• _Directions_
What is the number of lines containing the string "company"? Answer with the number only.

• _Given entries_
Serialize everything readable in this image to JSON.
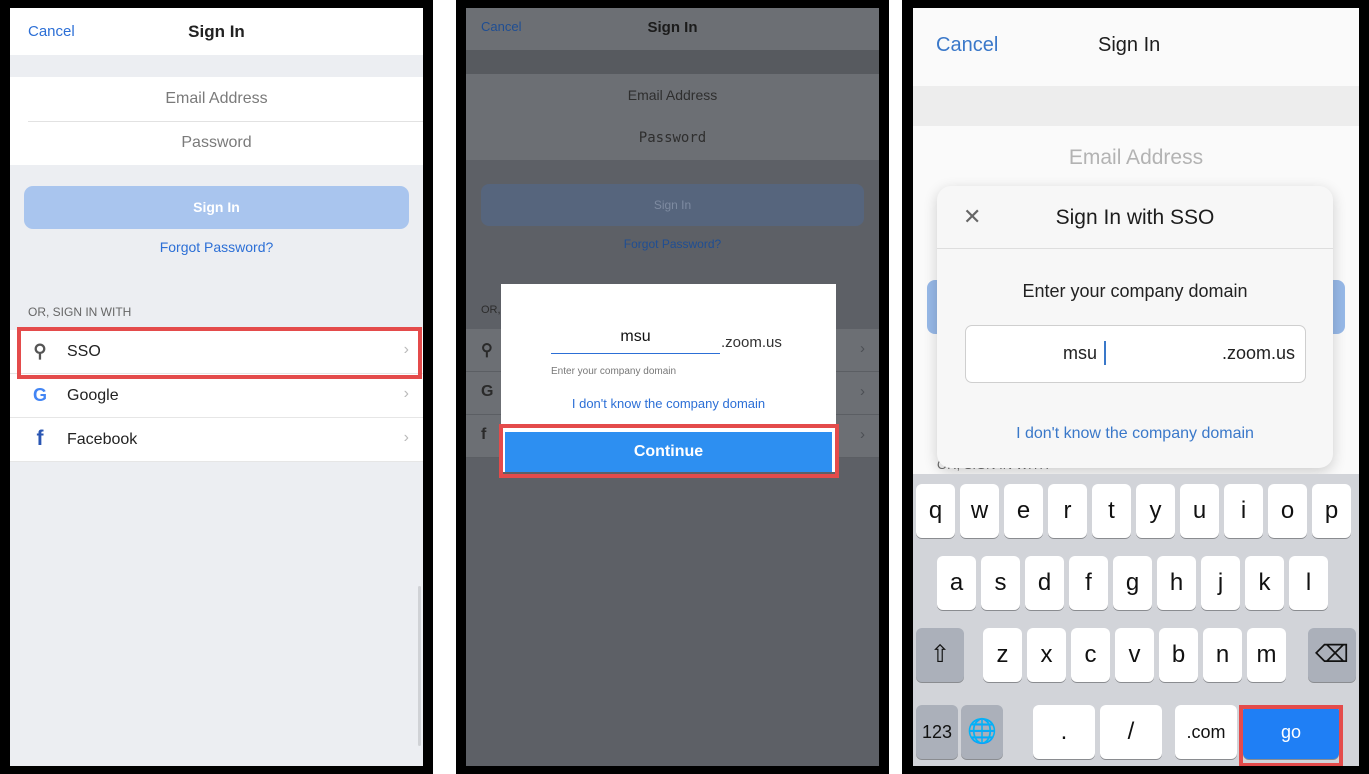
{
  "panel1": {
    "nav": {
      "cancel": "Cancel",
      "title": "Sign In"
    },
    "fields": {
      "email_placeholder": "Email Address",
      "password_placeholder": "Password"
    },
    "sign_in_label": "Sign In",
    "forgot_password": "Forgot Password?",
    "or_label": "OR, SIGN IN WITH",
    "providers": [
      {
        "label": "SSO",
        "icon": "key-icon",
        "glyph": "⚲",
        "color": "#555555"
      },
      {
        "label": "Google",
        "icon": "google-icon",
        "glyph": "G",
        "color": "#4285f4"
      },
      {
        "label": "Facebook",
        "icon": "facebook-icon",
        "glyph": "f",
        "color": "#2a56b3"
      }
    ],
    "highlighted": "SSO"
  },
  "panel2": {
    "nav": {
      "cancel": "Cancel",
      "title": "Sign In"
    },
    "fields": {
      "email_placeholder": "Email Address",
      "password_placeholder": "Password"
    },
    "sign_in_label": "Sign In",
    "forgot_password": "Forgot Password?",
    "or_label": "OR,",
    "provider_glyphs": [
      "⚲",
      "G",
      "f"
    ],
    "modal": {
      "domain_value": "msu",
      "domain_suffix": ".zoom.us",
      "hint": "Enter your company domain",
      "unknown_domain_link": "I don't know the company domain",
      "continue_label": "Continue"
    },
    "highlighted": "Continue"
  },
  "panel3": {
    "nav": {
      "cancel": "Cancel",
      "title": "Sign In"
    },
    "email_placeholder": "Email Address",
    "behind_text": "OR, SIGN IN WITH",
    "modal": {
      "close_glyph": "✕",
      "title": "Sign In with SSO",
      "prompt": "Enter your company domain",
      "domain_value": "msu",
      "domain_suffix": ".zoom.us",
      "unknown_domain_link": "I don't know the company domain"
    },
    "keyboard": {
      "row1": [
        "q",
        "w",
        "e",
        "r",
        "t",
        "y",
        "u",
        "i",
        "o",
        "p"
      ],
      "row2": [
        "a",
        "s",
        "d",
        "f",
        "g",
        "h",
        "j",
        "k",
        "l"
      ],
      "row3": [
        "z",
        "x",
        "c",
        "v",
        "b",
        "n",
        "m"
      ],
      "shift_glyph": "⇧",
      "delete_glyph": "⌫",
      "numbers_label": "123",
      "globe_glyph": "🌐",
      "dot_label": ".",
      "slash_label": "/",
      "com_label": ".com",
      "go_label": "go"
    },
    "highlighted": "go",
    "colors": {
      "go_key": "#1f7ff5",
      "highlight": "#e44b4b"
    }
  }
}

---

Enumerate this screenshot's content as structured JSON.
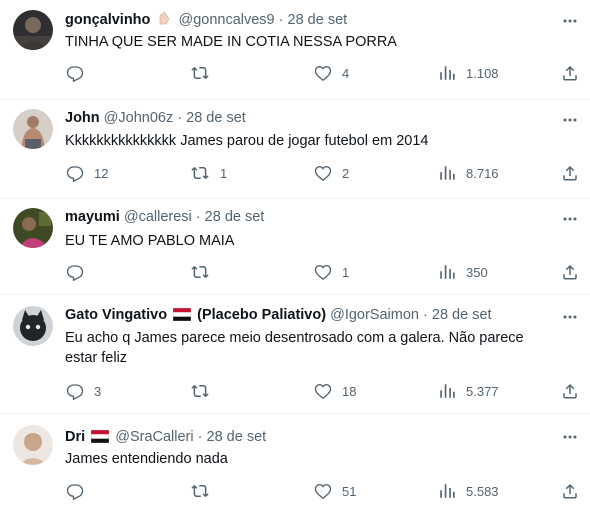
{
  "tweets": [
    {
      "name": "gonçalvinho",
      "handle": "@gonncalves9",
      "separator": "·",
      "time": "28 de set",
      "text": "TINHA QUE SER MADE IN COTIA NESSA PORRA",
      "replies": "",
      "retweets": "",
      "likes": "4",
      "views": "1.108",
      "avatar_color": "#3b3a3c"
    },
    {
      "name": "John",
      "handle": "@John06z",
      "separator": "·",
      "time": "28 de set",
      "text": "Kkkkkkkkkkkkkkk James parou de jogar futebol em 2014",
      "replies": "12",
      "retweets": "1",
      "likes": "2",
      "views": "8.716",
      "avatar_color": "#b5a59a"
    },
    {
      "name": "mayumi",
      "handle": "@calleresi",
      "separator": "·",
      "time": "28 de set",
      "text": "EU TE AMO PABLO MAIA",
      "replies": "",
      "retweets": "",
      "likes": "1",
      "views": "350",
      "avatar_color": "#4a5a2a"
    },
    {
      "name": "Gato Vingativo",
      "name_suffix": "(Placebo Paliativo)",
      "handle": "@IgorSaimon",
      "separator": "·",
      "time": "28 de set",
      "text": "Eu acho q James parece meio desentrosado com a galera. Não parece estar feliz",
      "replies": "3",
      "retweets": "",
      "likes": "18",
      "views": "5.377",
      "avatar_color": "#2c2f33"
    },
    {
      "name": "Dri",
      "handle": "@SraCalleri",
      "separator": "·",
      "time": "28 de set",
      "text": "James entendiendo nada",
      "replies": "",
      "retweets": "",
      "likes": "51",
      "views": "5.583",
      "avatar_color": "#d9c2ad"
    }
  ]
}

• _Answer for the task_
4